Written task = From the data that follows, report how many lines hold the string "this", giving only the number.

──────── Stored rows ────────

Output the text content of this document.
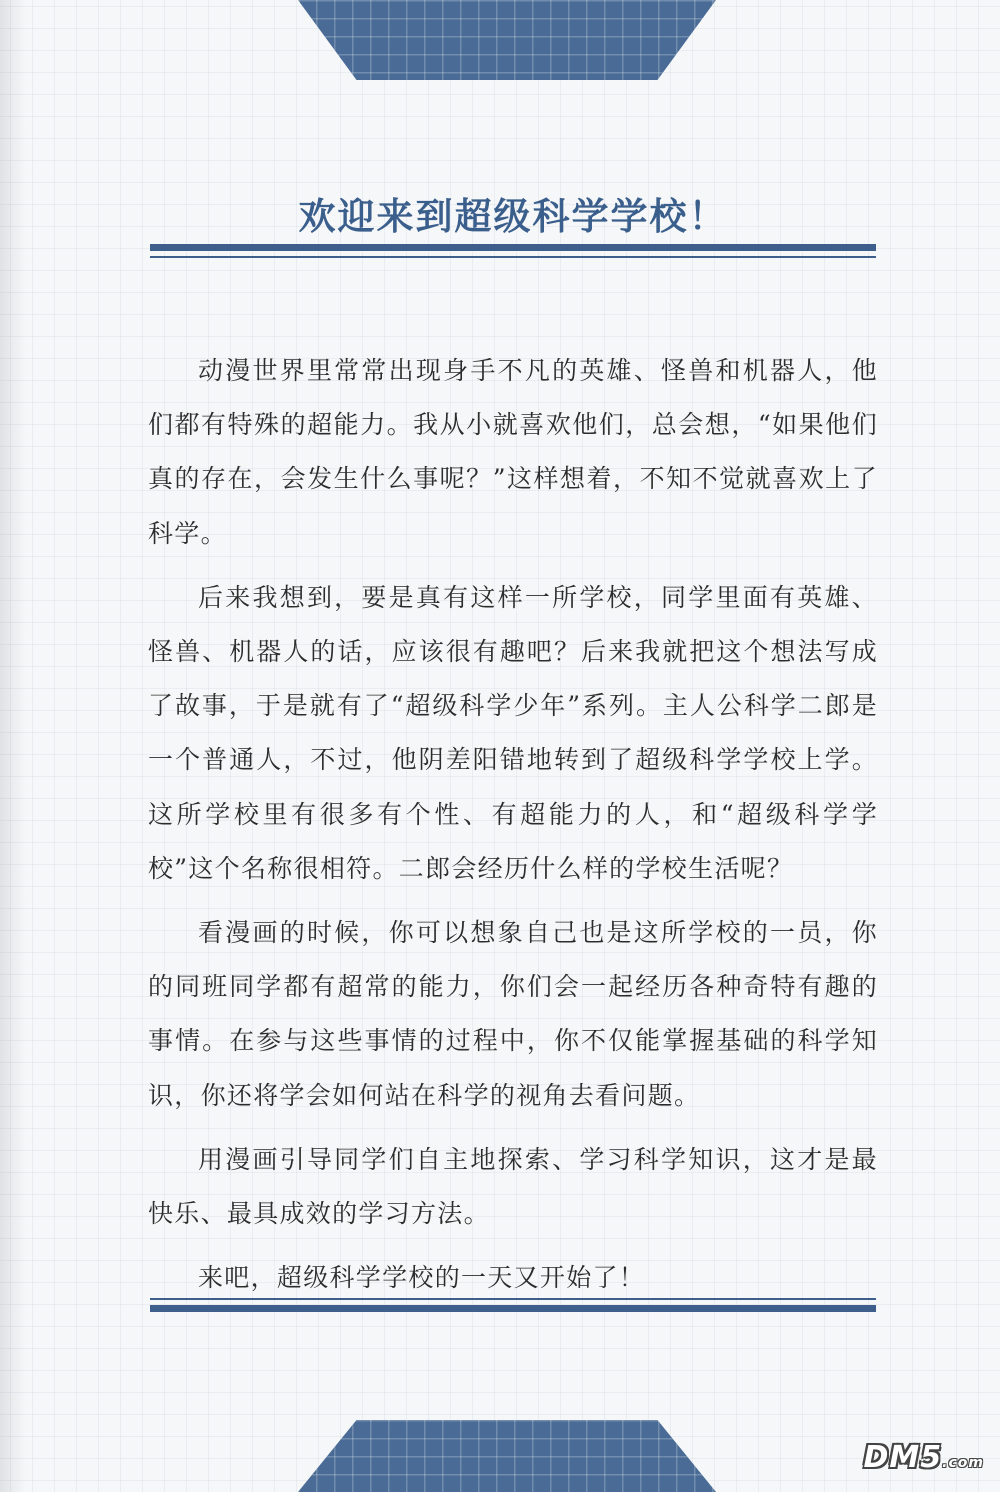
欢迎来到超级科学学校！

动漫世界里常常出现身手不凡的英雄、怪兽和机器人，他们都有特殊的超能力。我从小就喜欢他们，总会想，“如果他们真的存在，会发生什么事呢？”这样想着，不知不觉就喜欢上了科学。

后来我想到，要是真有这样一所学校，同学里面有英雄、怪兽、机器人的话，应该很有趣吧？后来我就把这个想法写成了故事，于是就有了“超级科学少年”系列。主人公科学二郎是一个普通人，不过，他阴差阳错地转到了超级科学学校上学。这所学校里有很多有个性、有超能力的人，和“超级科学学校”这个名称很相符。二郎会经历什么样的学校生活呢？

看漫画的时候，你可以想象自己也是这所学校的一员，你的同班同学都有超常的能力，你们会一起经历各种奇特有趣的事情。在参与这些事情的过程中，你不仅能掌握基础的科学知识，你还将学会如何站在科学的视角去看问题。

用漫画引导同学们自主地探索、学习科学知识，这才是最快乐、最具成效的学习方法。

来吧，超级科学学校的一天又开始了！

DM5.com
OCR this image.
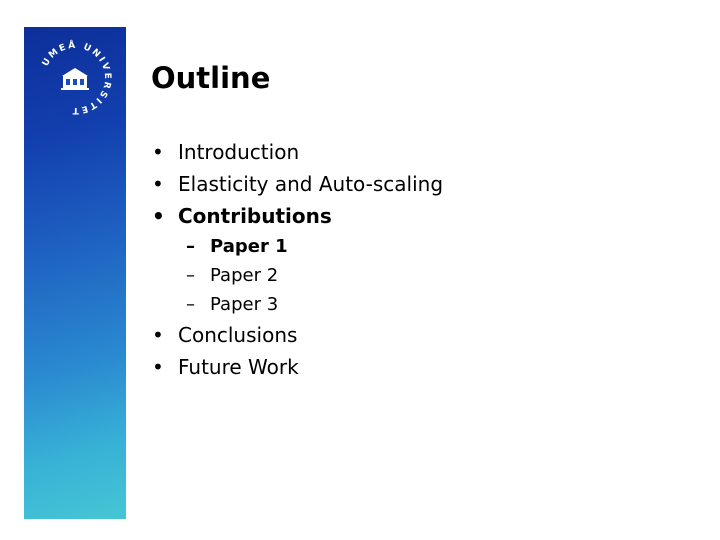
UMEÅ UNIVERSITET
Outline
• Introduction
• Elasticity and Auto-scaling
• Contributions
– Paper 1
– Paper 2
– Paper 3
• Conclusions
• Future Work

────────

Task answer = 2